--- Saved entries ---

+--

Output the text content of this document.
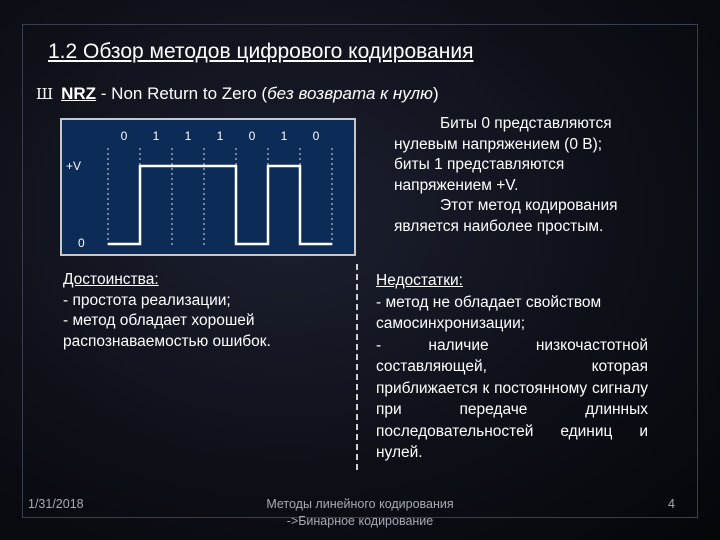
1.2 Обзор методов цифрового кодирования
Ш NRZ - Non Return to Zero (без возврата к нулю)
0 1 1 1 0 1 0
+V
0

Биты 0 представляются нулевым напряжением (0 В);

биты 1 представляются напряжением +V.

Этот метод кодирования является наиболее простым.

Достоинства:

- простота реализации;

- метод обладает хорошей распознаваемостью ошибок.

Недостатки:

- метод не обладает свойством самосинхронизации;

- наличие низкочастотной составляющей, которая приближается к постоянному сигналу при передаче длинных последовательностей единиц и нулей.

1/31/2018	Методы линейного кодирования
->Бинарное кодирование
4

+--

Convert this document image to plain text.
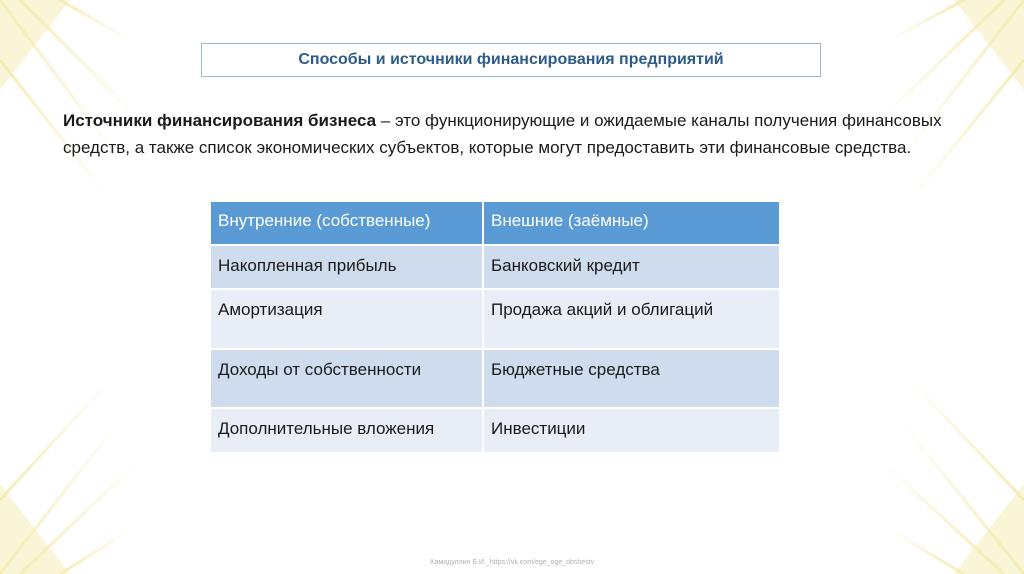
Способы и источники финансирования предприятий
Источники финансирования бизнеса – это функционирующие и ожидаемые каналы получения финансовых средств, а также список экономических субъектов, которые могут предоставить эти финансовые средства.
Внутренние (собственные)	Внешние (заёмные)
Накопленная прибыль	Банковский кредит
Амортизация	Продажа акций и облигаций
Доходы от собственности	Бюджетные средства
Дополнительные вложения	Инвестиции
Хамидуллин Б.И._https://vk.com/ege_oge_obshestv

+--

--- Short task ---
Copy every line of the data that holds the string "представляются".

--- Result below ---
Биты 0 представляются нулевым напряжением (0 В);
биты 1 представляются напряжением +V.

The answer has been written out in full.